# DESCRIPTION OF THE TASK
In the copy, include every entry exactly but none of the pictures.

-- Begin MATERIAL --

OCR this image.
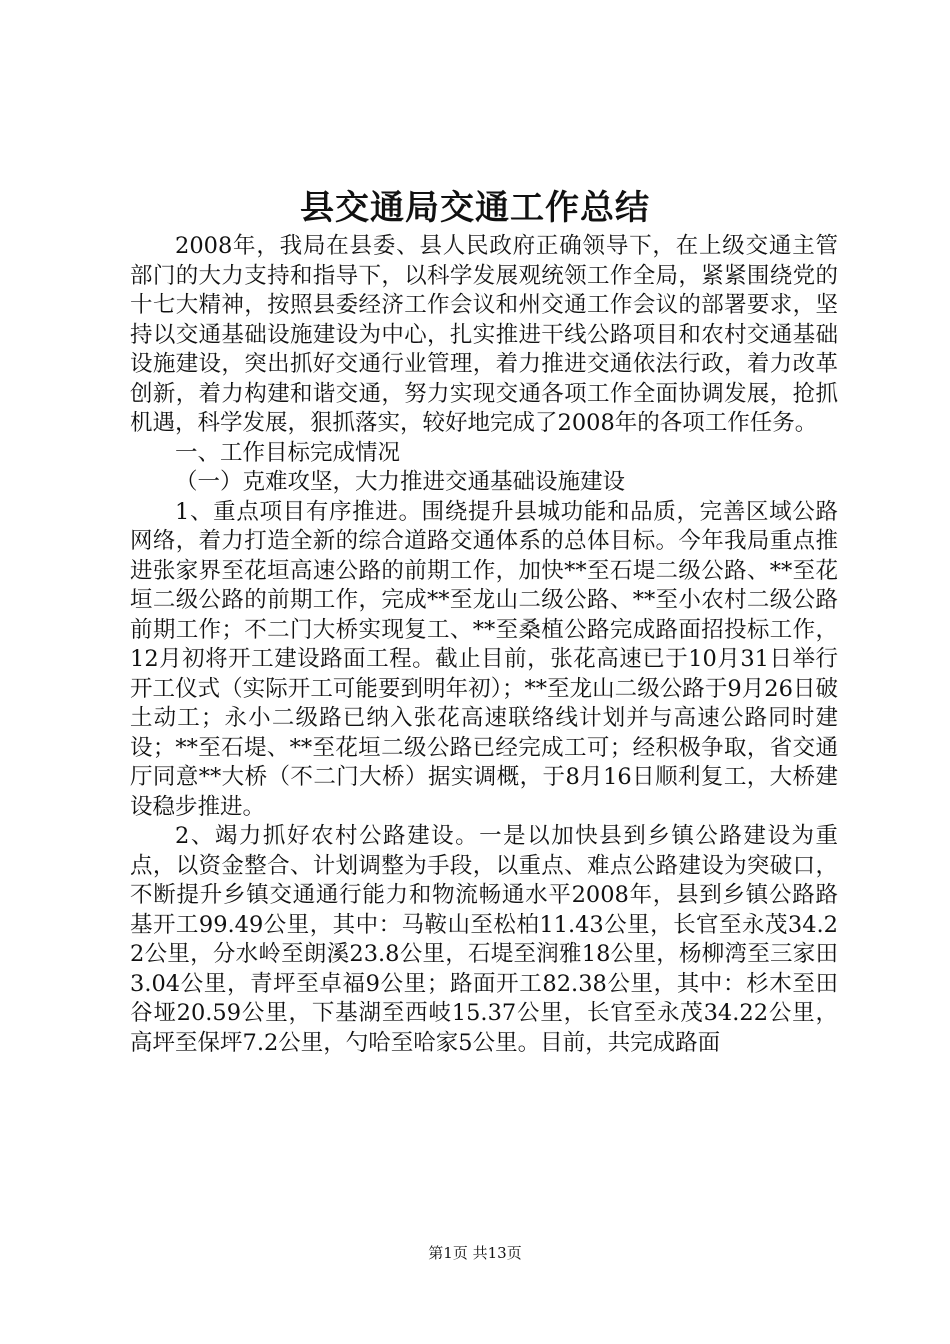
县交通局交通工作总结

2008年，我局在县委、县人民政府正确领导下，在上级交通主管部门的大力支持和指导下，以科学发展观统领工作全局，紧紧围绕党的十七大精神，按照县委经济工作会议和州交通工作会议的部署要求，坚持以交通基础设施建设为中心，扎实推进干线公路项目和农村交通基础设施建设，突出抓好交通行业管理，着力推进交通依法行政，着力改革创新，着力构建和谐交通，努力实现交通各项工作全面协调发展，抢抓机遇，科学发展，狠抓落实，较好地完成了2008年的各项工作任务。

一、工作目标完成情况

（一）克难攻坚，大力推进交通基础设施建设

1、重点项目有序推进。围绕提升县城功能和品质，完善区域公路网络，着力打造全新的综合道路交通体系的总体目标。今年我局重点推进张家界至花垣高速公路的前期工作，加快**至石堤二级公路、**至花垣二级公路的前期工作，完成**至龙山二级公路、**至小农村二级公路前期工作；不二门大桥实现复工、**至桑植公路完成路面招投标工作，12月初将开工建设路面工程。截止目前，张花高速已于10月31日举行开工仪式（实际开工可能要到明年初）；**至龙山二级公路于9月26日破土动工；永小二级路已纳入张花高速联络线计划并与高速公路同时建设；**至石堤、**至花垣二级公路已经完成工可；经积极争取，省交通厅同意**大桥（不二门大桥）据实调概，于8月16日顺利复工，大桥建设稳步推进。

2、竭力抓好农村公路建设。一是以加快县到乡镇公路建设为重点，以资金整合、计划调整为手段，以重点、难点公路建设为突破口，不断提升乡镇交通通行能力和物流畅通水平2008年，县到乡镇公路路基开工99.49公里，其中：马鞍山至松柏11.43公里，长官至永茂34.22公里，分水岭至朗溪23.8公里，石堤至润雅18公里，杨柳湾至三家田3.04公里，青坪至卓福9公里；路面开工82.38公里，其中：杉木至田谷垭20.59公里，下基湖至西岐15.37公里，长官至永茂34.22公里，高坪至保坪7.2公里，勺哈至哈家5公里。目前，共完成路面

第1页 共13页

-- End MATERIAL --

# WRITTEN ANSWER
OCR this image.
县交通局交通工作总结

2008年，我局在县委、县人民政府正确领导下，在上级交通主管部门的大力支持和指导下，以科学发展观统领工作全局，紧紧围绕党的十七大精神，按照县委经济工作会议和州交通工作会议的部署要求，坚持以交通基础设施建设为中心，扎实推进干线公路项目和农村交通基础设施建设，突出抓好交通行业管理，着力推进交通依法行政，着力改革创新，着力构建和谐交通，努力实现交通各项工作全面协调发展，抢抓机遇，科学发展，狠抓落实，较好地完成了2008年的各项工作任务。

一、工作目标完成情况

（一）克难攻坚，大力推进交通基础设施建设

1、重点项目有序推进。围绕提升县城功能和品质，完善区域公路网络，着力打造全新的综合道路交通体系的总体目标。今年我局重点推进张家界至花垣高速公路的前期工作，加快**至石堤二级公路、**至花垣二级公路的前期工作，完成**至龙山二级公路、**至小农村二级公路前期工作；不二门大桥实现复工、**至桑植公路完成路面招投标工作，12月初将开工建设路面工程。截止目前，张花高速已于10月31日举行开工仪式（实际开工可能要到明年初）；**至龙山二级公路于9月26日破土动工；永小二级路已纳入张花高速联络线计划并与高速公路同时建设；**至石堤、**至花垣二级公路已经完成工可；经积极争取，省交通厅同意**大桥（不二门大桥）据实调概，于8月16日顺利复工，大桥建设稳步推进。

2、竭力抓好农村公路建设。一是以加快县到乡镇公路建设为重点，以资金整合、计划调整为手段，以重点、难点公路建设为突破口，不断提升乡镇交通通行能力和物流畅通水平2008年，县到乡镇公路路基开工99.49公里，其中：马鞍山至松柏11.43公里，长官至永茂34.22公里，分水岭至朗溪23.8公里，石堤至润雅18公里，杨柳湾至三家田3.04公里，青坪至卓福9公里；路面开工82.38公里，其中：杉木至田谷垭20.59公里，下基湖至西岐15.37公里，长官至永茂34.22公里，高坪至保坪7.2公里，勺哈至哈家5公里。目前，共完成路面

第1页 共13页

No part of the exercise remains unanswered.